Source data
==*==

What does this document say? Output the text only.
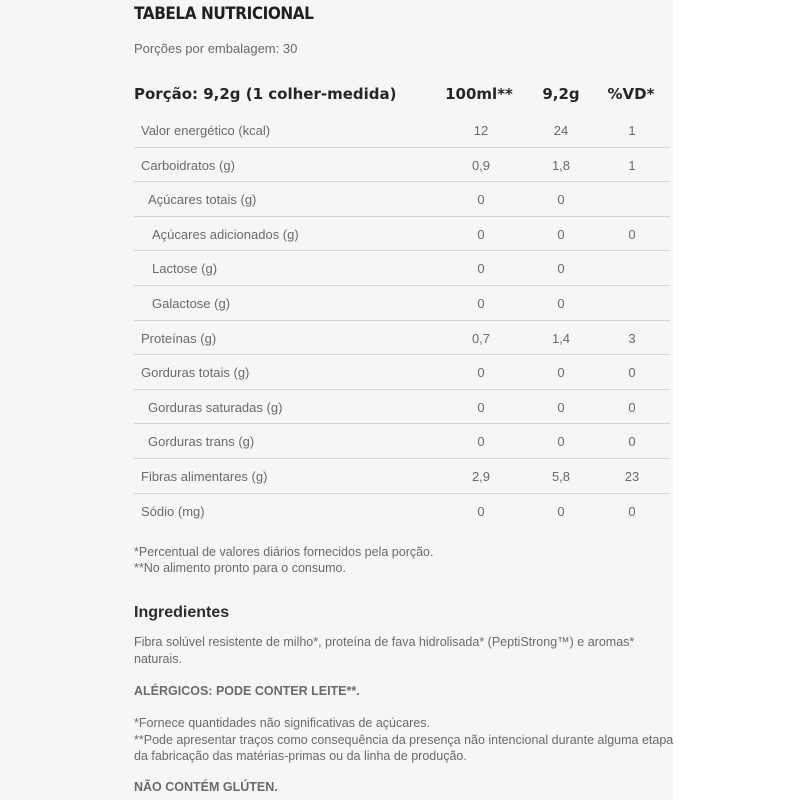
TABELA NUTRICIONAL
Porções por embalagem: 30
Porção: 9,2g (1 colher-medida)	100ml**	9,2g	%VD*
Valor energético (kcal)	12	24	1
Carboidratos (g)	0,9	1,8	1
Açúcares totais (g)	0	0
Açúcares adicionados (g)	0	0	0
Lactose (g)	0	0
Galactose (g)	0	0
Proteínas (g)	0,7	1,4	3
Gorduras totais (g)	0	0	0
Gorduras saturadas (g)	0	0	0
Gorduras trans (g)	0	0	0
Fibras alimentares (g)	2,9	5,8	23
Sódio (mg)	0	0	0
*Percentual de valores diários fornecidos pela porção.
**No alimento pronto para o consumo.
Ingredientes
Fibra solúvel resistente de milho*, proteína de fava hidrolisada* (PeptiStrong™) e aromas* naturais.
ALÉRGICOS: PODE CONTER LEITE**.
*Fornece quantidades não significativas de açúcares.
**Pode apresentar traços como consequência da presença não intencional durante alguma etapa da fabricação das matérias-primas ou da linha de produção.
NÃO CONTÉM GLÚTEN.
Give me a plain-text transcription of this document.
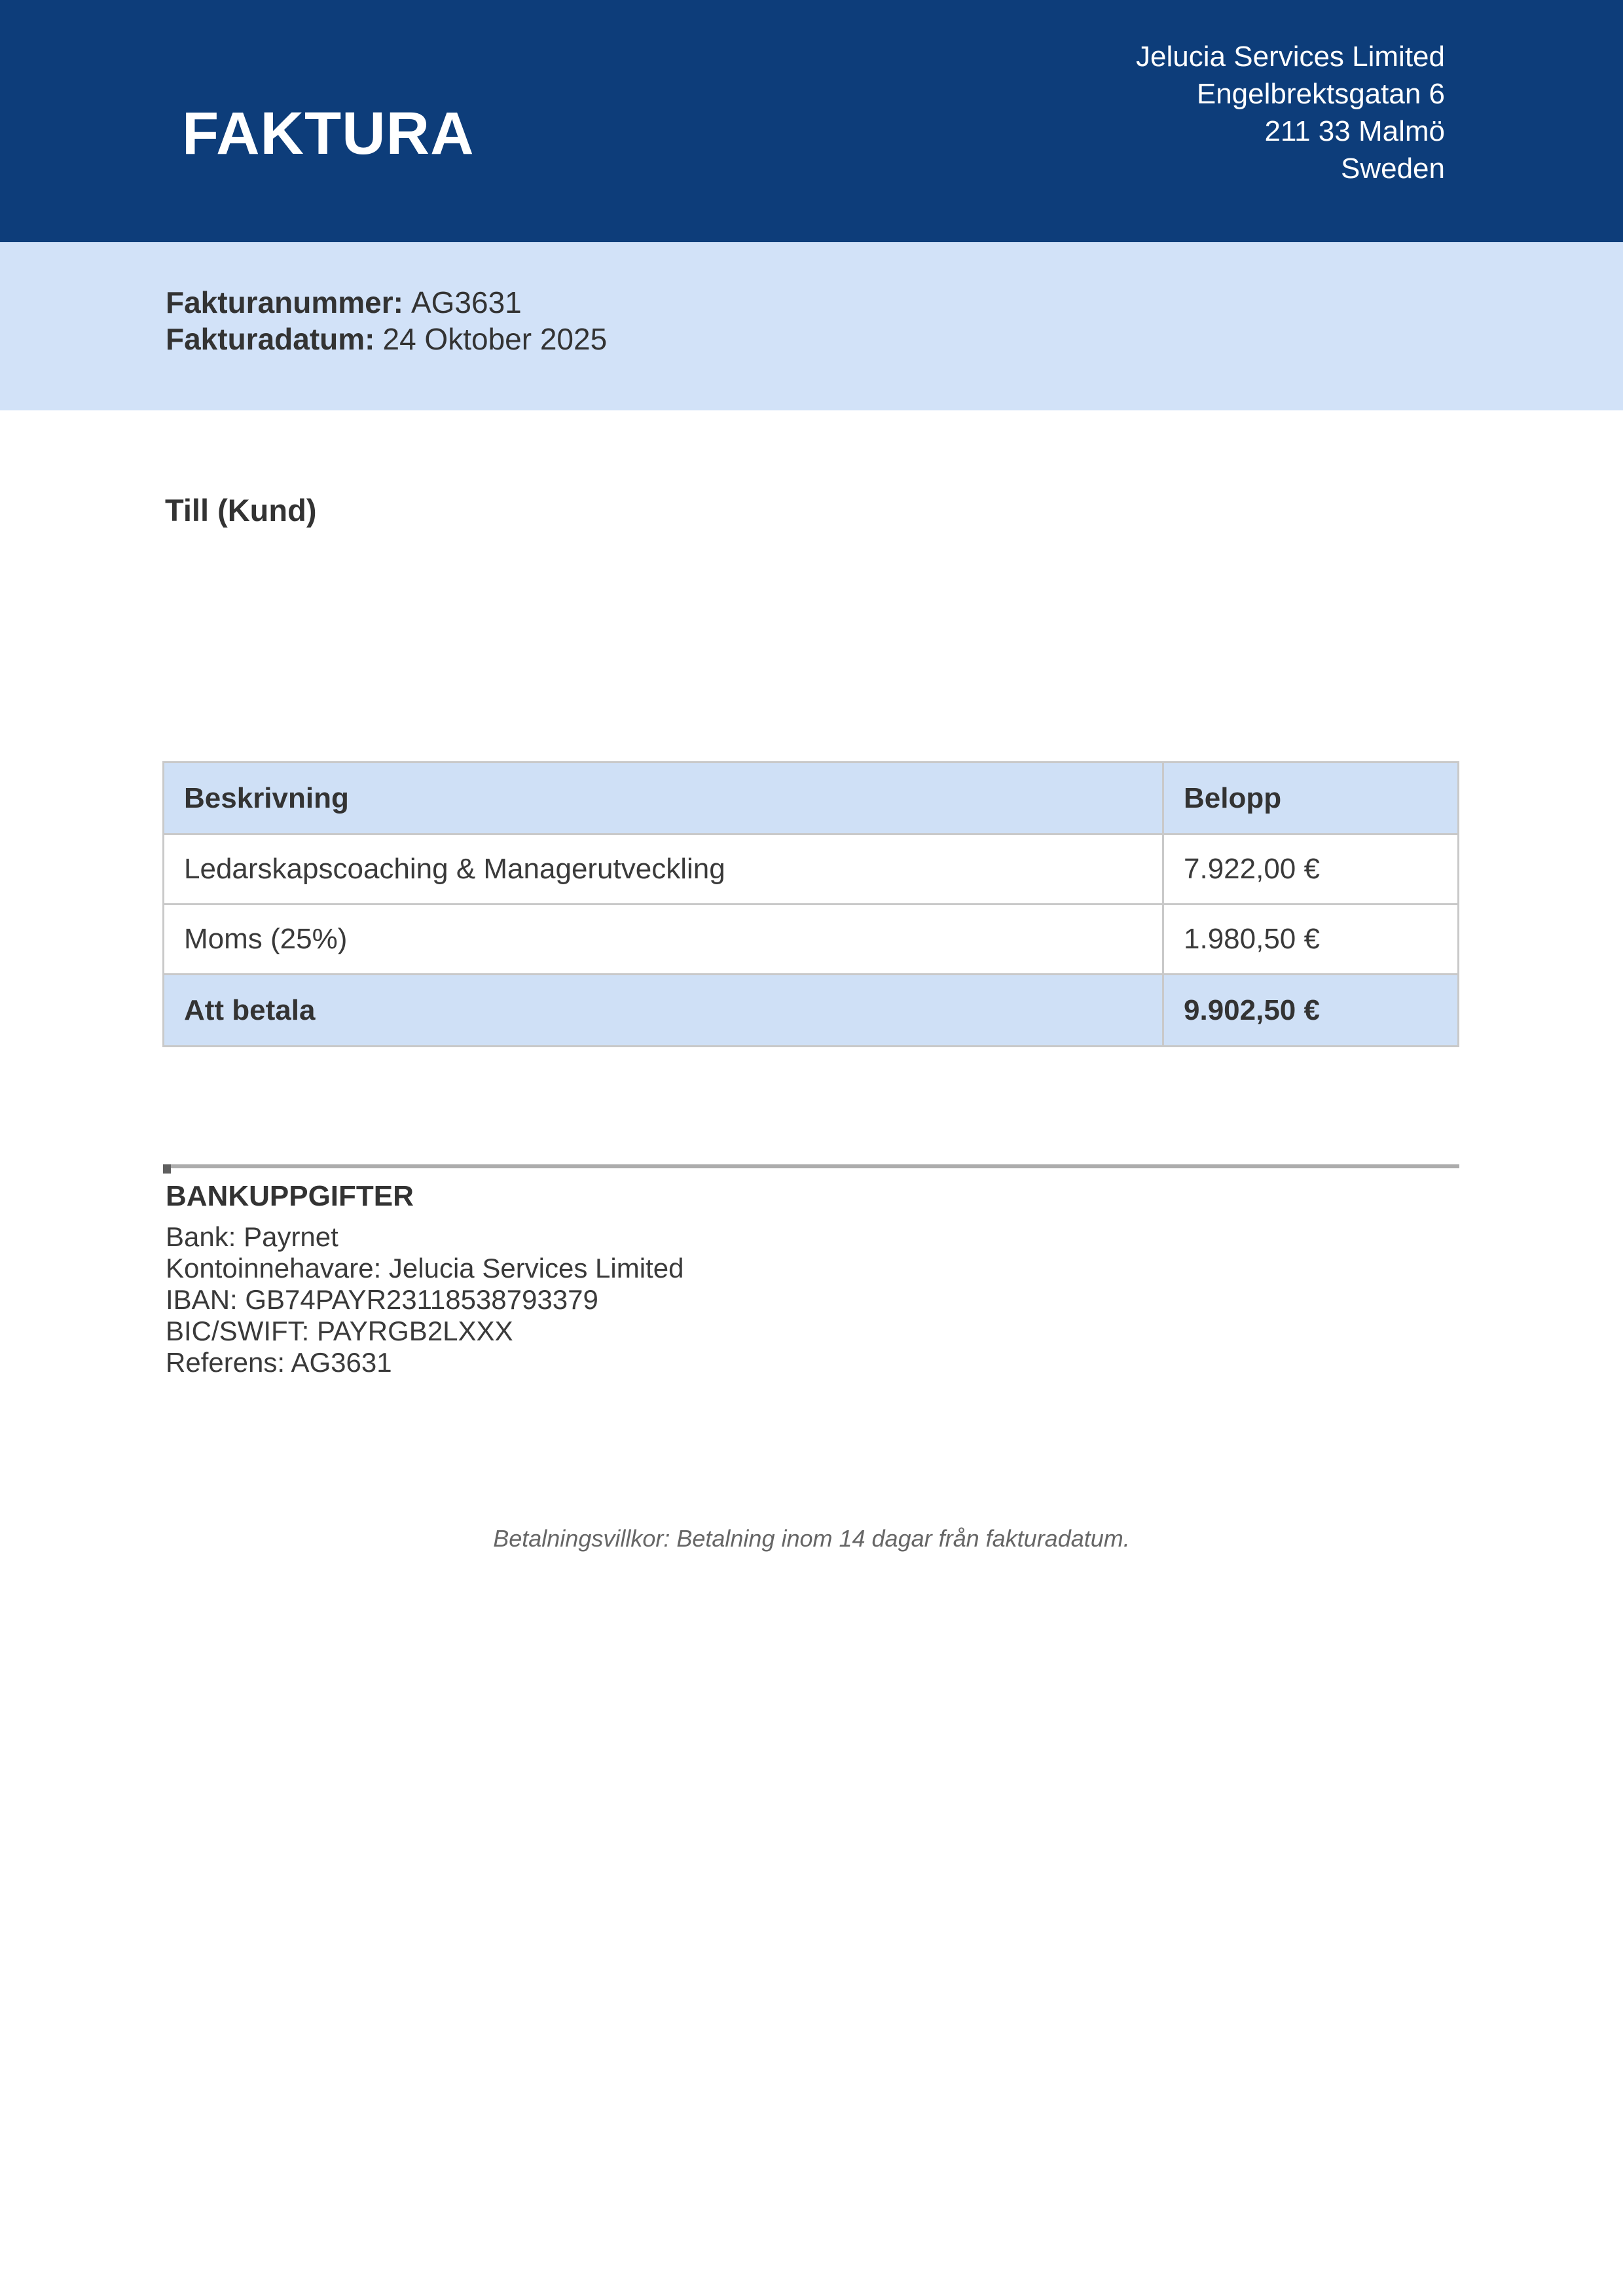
FAKTURA
Jelucia Services Limited
Engelbrektsgatan 6
211 33 Malmö
Sweden
Fakturanummer: AG3631
Fakturadatum: 24 Oktober 2025
Till (Kund)
Beskrivning	Belopp
Ledarskapscoaching & Managerutveckling	7.922,00 €
Moms (25%)	1.980,50 €
Att betala	9.902,50 €
BANKUPPGIFTER
Bank: Payrnet
Kontoinnehavare: Jelucia Services Limited
IBAN: GB74PAYR23118538793379
BIC/SWIFT: PAYRGB2LXXX
Referens: AG3631
Betalningsvillkor: Betalning inom 14 dagar från fakturadatum.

==*==

Your instructions: Across the preceding material, how many lines contain the word "document"? State the number alone.

Reply to the task: 2